* _INPUT FOR THIS TASK_
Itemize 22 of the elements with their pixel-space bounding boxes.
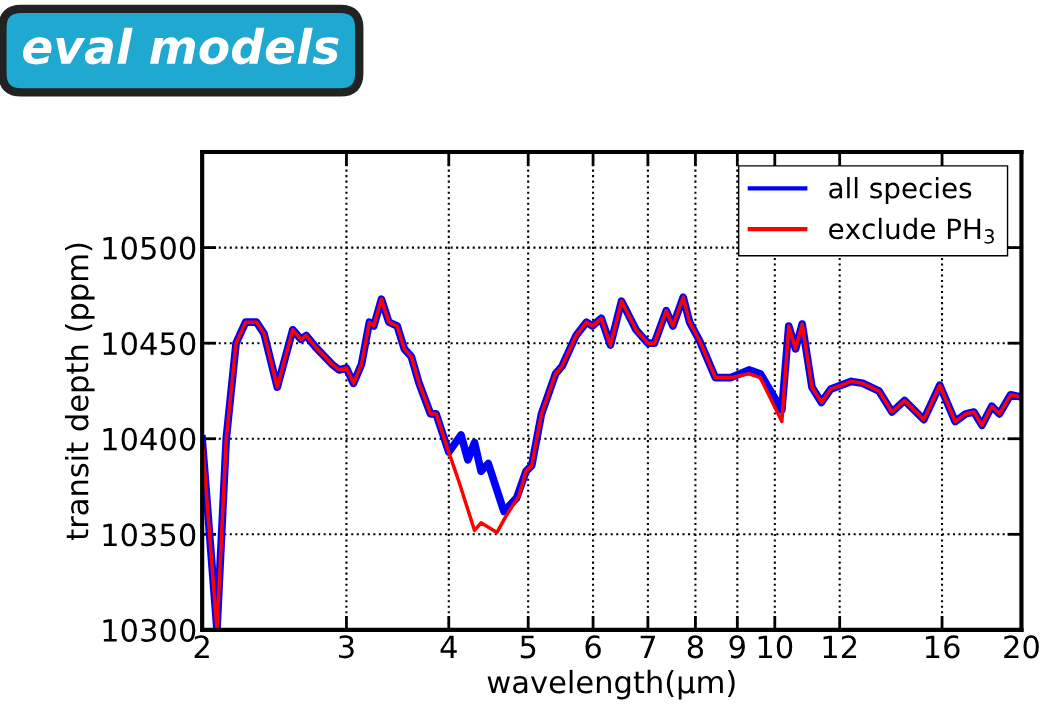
y-tick-label: 10300: [103, 618, 196, 642]
x-tick-label: 20: [1004, 635, 1039, 659]
y-axis-title: transit depth (ppm): [64, 243, 95, 541]
x-tick-label: 8: [687, 635, 704, 659]
x-tick-label: 6: [585, 635, 601, 659]
x-tick-label: 12: [823, 635, 857, 658]
y-tick-label: 10450: [103, 332, 196, 356]
x-tick-label: 9: [729, 635, 745, 659]
x-tick-label: 16: [925, 635, 960, 659]
y-tick-label: 10350: [103, 523, 196, 547]
x-tick-label: 7: [640, 635, 656, 658]
x-tick-label: 2: [194, 635, 209, 658]
x-axis-title: wavelength(μm): [487, 669, 735, 700]
x-tick-label: 10: [758, 635, 793, 659]
x-tick-label: 4: [440, 635, 457, 658]
x-tick-label: 3: [339, 635, 354, 659]
legend-label: all species: [829, 177, 972, 204]
text: eval models: [22, 27, 339, 65]
legend-label: exclude PH$_{3}$: [829, 217, 994, 244]
x-tick-label: 5: [520, 635, 536, 659]
y-tick-label: 10400: [103, 427, 196, 451]
y-tick-label: 10500: [103, 236, 196, 260]
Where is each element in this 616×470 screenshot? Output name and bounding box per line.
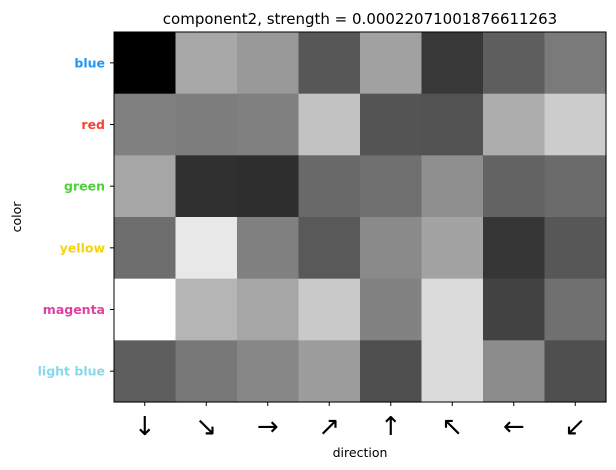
heatmap-cell <box>114 155 177 218</box>
heatmap-cell <box>175 278 238 341</box>
x-tick-labels: ↓ ↘ → ↗ ↑ ↖ ← ↙ <box>134 402 586 442</box>
heatmap-cell <box>114 217 177 280</box>
heatmap-cell <box>175 93 238 156</box>
heatmap-cell <box>175 217 238 280</box>
heatmap-cell <box>544 278 607 341</box>
heatmap-cell <box>237 340 300 403</box>
heatmap-cell <box>360 155 423 218</box>
y-tick-label: green <box>64 179 105 194</box>
heatmap-cell <box>360 340 423 403</box>
y-tick-labels: blue red green yellow magenta light blue <box>38 55 114 379</box>
heatmap-cell <box>175 155 238 218</box>
heatmap-cell <box>544 340 607 403</box>
x-tick-label: ↙ <box>564 412 586 442</box>
y-tick-label: light blue <box>38 364 105 379</box>
heatmap-cell <box>483 155 546 218</box>
heatmap-cell <box>421 32 484 95</box>
heatmap-cell <box>298 217 361 280</box>
heatmap-cell <box>360 93 423 156</box>
heatmap-cell <box>483 93 546 156</box>
heatmap-cell <box>421 278 484 341</box>
heatmap-cell <box>483 278 546 341</box>
y-tick-label: blue <box>74 55 105 70</box>
heatmap-cell <box>421 155 484 218</box>
heatmap-cell <box>544 32 607 95</box>
chart-title: component2, strength = 0.000220710018766… <box>163 10 557 28</box>
heatmap-cell <box>298 340 361 403</box>
x-tick-label: → <box>257 412 279 442</box>
heatmap-cell <box>483 340 546 403</box>
heatmap-cell <box>360 278 423 341</box>
heatmap-cell <box>360 217 423 280</box>
heatmap-cell <box>360 32 423 95</box>
x-tick-label: ↘ <box>195 412 217 442</box>
heatmap-cell <box>175 340 238 403</box>
heatmap-cell <box>298 93 361 156</box>
heatmap-cells <box>114 32 607 403</box>
x-axis-label: direction <box>333 445 388 460</box>
x-tick-label: ↑ <box>380 412 402 442</box>
heatmap-cell <box>114 278 177 341</box>
heatmap-cell <box>114 32 177 95</box>
heatmap-cell <box>237 32 300 95</box>
y-tick-label: magenta <box>43 302 105 317</box>
heatmap-cell <box>237 217 300 280</box>
heatmap-cell <box>483 217 546 280</box>
heatmap-cell <box>421 340 484 403</box>
heatmap-cell <box>421 93 484 156</box>
heatmap-cell <box>237 278 300 341</box>
heatmap-cell <box>298 155 361 218</box>
heatmap-cell <box>298 32 361 95</box>
heatmap-cell <box>544 93 607 156</box>
heatmap-cell <box>237 155 300 218</box>
x-tick-label: ↖ <box>441 412 463 442</box>
heatmap-cell <box>421 217 484 280</box>
heatmap-cell <box>483 32 546 95</box>
x-tick-label: ↗ <box>318 412 340 442</box>
heatmap-cell <box>298 278 361 341</box>
plot-frame <box>113 31 607 403</box>
x-tick-label: ↓ <box>134 412 156 442</box>
heatmap-cell <box>114 340 177 403</box>
heatmap-cell <box>175 32 238 95</box>
x-tick-label: ← <box>503 412 525 442</box>
heatmap-cell <box>544 217 607 280</box>
y-tick-label: red <box>81 117 105 132</box>
y-axis-label: color <box>9 201 24 233</box>
heatmap-cell <box>114 93 177 156</box>
heatmap-cell <box>237 93 300 156</box>
y-tick-label: yellow <box>60 240 106 255</box>
heatmap-cell <box>544 155 607 218</box>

* _TASK OBJECTIVE_
Reproduce verbatim the stretch of records above, from the line containing "heatmap-cell <box>114 155 177 218</box>" through the line containing "heatmap-cell <box>175 217 238 280</box>", including both of those lines.

* _EXPECTED ANSWER_
heatmap-cell <box>114 155 177 218</box>
heatmap-cell <box>175 278 238 341</box>
x-tick-labels: ↓ ↘ → ↗ ↑ ↖ ← ↙ <box>134 402 586 442</box>
heatmap-cell <box>114 217 177 280</box>
heatmap-cell <box>175 93 238 156</box>
heatmap-cell <box>175 217 238 280</box>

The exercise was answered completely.